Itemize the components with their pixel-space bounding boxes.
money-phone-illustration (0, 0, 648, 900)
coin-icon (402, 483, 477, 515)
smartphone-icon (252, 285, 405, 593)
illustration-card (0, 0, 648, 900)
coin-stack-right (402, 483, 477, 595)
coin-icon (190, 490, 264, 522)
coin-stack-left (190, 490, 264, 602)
:::::
— YOUR OBJECTIVE —
Multiply every bounding-box coordinate in the answers by 0.4, rounding to whole numbers with halves going up, and rewrite all of the material above with these new values, requests included. Leave everything else unchanged.

— FINAL RESULT —
Itemize the components with their pixel-space bounding boxes.
money-phone-illustration (0, 0, 259, 360)
coin-icon (161, 193, 191, 206)
smartphone-icon (101, 114, 162, 237)
illustration-card (0, 0, 259, 360)
coin-stack-right (161, 193, 191, 238)
coin-icon (76, 196, 106, 209)
coin-stack-left (76, 196, 106, 241)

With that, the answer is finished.